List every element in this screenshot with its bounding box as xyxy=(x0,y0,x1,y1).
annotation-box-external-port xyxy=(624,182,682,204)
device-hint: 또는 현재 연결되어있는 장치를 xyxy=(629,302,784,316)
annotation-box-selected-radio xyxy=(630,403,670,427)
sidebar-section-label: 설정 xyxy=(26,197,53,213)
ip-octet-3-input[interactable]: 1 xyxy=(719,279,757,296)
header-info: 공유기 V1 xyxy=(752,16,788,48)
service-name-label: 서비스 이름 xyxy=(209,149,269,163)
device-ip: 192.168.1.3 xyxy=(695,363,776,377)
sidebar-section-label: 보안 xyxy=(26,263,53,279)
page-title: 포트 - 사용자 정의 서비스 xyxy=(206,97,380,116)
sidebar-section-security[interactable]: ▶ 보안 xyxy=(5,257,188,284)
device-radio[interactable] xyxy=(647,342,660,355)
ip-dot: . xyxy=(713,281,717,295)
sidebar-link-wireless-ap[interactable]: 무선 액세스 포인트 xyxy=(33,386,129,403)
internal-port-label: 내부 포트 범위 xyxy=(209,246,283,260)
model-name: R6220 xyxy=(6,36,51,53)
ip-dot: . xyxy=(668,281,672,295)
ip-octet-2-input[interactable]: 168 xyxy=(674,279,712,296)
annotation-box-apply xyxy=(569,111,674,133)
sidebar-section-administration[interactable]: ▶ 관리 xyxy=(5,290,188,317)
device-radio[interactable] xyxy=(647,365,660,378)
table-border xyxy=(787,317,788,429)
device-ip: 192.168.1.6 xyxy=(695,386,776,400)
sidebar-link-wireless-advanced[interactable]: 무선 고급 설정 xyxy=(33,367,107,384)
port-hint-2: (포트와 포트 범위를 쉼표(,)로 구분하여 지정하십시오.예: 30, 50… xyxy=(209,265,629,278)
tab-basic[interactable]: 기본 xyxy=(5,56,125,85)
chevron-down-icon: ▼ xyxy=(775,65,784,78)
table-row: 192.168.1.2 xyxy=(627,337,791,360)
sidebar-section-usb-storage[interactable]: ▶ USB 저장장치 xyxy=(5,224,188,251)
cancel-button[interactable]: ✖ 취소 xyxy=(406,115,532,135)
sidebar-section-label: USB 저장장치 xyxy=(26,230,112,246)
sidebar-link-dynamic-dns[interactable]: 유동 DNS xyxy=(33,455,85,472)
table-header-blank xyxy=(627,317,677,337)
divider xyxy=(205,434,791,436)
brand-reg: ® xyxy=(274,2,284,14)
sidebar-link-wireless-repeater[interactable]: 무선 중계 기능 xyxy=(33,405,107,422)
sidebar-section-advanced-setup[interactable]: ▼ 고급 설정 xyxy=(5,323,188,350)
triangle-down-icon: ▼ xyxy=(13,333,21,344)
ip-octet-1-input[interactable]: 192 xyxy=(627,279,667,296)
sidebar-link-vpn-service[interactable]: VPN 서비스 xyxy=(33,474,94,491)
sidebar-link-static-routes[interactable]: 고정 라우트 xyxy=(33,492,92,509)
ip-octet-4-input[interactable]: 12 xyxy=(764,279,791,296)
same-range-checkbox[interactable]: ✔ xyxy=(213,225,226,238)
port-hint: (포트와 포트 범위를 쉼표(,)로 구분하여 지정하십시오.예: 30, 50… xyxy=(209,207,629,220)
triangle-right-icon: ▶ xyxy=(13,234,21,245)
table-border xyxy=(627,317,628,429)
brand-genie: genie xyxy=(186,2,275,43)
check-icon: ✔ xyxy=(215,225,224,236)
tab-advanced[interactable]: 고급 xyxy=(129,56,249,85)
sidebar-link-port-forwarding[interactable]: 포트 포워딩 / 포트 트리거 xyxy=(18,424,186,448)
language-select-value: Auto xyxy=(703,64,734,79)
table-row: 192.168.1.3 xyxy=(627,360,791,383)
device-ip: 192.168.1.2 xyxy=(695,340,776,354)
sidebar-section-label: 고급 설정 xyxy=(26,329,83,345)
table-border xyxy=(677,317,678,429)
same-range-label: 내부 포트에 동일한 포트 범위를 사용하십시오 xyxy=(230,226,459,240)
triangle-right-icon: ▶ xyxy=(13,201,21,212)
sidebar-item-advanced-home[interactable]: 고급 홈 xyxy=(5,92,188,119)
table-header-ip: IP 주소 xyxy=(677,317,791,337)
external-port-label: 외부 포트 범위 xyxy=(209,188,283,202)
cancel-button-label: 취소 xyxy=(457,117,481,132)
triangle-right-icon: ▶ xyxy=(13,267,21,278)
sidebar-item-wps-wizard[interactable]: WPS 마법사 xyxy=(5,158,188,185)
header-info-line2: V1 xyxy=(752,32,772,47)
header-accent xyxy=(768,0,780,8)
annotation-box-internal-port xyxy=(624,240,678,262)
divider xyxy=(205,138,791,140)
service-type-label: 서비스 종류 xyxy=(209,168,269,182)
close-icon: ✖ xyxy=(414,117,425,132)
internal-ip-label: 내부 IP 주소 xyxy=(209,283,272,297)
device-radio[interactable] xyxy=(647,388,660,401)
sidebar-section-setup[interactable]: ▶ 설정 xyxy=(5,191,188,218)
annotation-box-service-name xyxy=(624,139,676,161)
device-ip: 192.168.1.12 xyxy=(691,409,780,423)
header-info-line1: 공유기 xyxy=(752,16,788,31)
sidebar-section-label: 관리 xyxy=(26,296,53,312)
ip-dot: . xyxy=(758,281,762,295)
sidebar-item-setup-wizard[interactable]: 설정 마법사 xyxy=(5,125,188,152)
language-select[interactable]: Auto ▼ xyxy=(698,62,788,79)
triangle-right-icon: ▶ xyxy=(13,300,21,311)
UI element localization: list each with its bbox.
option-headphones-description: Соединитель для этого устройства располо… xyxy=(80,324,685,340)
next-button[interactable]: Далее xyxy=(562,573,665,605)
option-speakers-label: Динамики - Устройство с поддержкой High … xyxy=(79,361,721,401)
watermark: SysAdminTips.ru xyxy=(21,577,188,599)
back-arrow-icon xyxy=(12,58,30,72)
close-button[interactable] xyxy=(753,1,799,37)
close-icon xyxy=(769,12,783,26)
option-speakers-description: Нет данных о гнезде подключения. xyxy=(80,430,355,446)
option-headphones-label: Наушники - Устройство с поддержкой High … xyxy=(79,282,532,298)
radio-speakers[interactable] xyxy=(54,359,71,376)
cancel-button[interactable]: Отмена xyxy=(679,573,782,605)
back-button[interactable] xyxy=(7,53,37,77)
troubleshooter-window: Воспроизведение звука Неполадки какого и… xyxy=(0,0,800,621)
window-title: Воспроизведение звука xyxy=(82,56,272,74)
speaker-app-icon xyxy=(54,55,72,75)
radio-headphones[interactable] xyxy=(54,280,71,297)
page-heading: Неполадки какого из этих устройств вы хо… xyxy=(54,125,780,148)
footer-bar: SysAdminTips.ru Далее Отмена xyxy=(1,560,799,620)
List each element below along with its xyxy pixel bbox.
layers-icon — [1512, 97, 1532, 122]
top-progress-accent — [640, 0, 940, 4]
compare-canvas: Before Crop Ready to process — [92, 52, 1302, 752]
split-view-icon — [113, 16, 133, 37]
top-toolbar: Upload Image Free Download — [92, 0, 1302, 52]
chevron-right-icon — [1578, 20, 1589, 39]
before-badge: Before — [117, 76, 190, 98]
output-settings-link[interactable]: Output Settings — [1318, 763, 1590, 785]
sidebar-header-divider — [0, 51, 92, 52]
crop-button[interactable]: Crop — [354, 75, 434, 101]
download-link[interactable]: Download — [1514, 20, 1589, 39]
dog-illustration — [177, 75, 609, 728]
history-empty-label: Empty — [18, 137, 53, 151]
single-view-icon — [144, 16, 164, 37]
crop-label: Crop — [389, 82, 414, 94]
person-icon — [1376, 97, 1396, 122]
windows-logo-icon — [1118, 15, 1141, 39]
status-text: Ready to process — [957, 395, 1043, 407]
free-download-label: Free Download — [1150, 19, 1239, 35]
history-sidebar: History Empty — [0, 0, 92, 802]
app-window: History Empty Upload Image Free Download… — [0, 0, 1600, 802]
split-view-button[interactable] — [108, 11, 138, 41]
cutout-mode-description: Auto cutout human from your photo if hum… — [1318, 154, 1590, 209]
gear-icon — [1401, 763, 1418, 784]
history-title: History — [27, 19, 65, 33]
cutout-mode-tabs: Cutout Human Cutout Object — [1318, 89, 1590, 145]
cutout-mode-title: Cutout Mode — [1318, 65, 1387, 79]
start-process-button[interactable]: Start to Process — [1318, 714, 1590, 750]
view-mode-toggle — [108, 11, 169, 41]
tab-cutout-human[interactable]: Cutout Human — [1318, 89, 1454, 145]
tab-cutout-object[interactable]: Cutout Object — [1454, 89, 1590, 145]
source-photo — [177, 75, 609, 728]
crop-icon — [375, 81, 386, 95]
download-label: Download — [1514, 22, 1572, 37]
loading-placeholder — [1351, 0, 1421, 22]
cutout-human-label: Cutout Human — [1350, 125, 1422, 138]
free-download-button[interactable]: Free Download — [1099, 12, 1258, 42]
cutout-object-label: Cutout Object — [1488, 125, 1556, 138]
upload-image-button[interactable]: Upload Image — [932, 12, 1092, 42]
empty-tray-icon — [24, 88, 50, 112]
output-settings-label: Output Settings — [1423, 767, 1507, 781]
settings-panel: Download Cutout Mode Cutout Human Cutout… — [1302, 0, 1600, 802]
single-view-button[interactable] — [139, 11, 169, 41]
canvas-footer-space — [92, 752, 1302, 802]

━━━

Edit everything from the first line down to the line containing "annotation-box-selected-radio xyxy=(630,403,670,427)" so that "bounding box" becomes "enclosing box", and give only those lines with nothing else changed.

List every element in this screenshot with its enclosing box as xyxy=(x0,y0,x1,y1).
annotation-box-external-port xyxy=(624,182,682,204)
device-hint: 또는 현재 연결되어있는 장치를 xyxy=(629,302,784,316)
annotation-box-selected-radio xyxy=(630,403,670,427)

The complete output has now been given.